A run of records:
◇ ◇ ◇
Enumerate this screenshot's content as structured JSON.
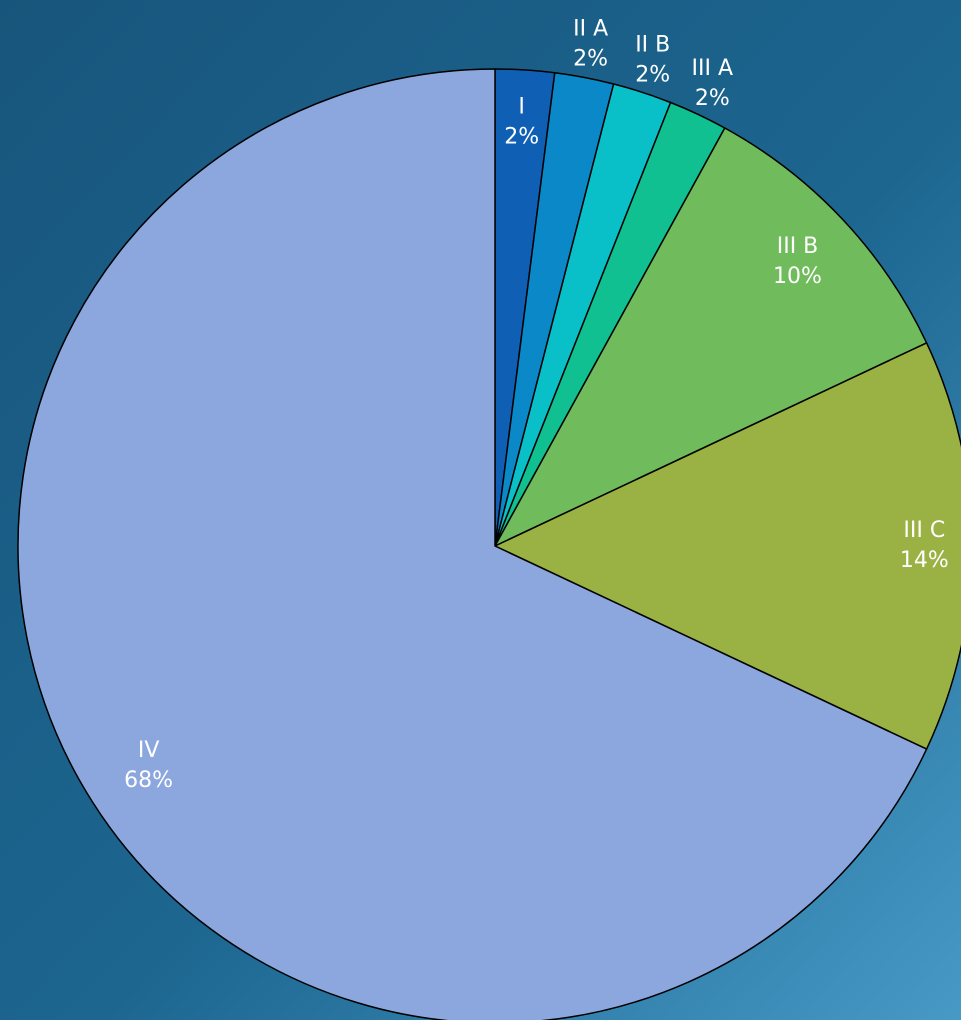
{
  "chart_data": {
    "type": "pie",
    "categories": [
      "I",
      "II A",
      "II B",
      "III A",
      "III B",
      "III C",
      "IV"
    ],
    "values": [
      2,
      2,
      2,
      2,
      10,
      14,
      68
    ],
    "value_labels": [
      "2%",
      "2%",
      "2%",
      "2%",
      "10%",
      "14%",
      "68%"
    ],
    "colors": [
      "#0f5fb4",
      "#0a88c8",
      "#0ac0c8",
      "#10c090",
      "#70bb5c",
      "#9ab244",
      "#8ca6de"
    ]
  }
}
◇ ◇ ◇
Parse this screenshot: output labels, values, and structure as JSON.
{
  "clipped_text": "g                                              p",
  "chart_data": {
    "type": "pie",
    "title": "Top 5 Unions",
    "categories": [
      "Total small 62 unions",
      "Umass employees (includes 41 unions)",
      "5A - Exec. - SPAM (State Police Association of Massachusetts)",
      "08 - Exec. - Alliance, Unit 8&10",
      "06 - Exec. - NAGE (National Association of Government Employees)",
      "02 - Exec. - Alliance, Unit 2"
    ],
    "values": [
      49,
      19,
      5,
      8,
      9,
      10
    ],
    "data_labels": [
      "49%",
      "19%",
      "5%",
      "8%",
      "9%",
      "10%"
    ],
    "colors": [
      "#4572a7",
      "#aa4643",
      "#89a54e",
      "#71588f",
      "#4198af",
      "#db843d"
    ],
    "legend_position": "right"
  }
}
◇ ◇ ◇
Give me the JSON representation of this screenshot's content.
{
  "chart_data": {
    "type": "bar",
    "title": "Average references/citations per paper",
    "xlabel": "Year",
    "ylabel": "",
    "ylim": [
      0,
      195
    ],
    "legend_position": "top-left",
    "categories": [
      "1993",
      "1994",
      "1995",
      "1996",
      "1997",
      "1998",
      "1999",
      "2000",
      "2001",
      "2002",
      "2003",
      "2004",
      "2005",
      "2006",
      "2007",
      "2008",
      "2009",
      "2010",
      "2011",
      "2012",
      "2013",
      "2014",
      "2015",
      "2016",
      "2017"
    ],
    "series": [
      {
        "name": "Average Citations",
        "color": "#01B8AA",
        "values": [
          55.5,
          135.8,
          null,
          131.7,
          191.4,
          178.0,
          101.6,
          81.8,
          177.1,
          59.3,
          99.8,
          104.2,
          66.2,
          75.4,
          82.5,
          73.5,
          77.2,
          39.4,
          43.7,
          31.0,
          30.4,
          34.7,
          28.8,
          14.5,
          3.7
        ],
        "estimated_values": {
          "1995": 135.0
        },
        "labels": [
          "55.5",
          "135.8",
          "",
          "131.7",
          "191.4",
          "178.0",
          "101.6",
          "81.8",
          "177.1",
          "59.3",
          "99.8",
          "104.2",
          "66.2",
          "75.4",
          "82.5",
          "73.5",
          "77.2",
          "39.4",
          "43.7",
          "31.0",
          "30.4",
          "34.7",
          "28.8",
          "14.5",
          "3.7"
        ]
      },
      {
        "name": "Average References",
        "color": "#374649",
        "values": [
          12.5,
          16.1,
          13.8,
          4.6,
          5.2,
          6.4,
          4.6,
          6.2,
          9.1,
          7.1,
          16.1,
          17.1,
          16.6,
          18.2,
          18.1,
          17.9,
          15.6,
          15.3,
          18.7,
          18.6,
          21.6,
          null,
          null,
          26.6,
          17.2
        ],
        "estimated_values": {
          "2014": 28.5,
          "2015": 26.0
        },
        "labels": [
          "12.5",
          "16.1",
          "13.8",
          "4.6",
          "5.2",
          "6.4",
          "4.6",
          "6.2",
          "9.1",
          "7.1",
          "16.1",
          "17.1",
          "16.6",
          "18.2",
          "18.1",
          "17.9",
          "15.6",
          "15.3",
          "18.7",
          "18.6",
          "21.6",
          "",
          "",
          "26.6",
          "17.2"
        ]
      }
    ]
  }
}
◇ ◇ ◇
* _What the task requires_: Give only the number of lines in the material above where the string "name" appears.

* _Written answer_: 2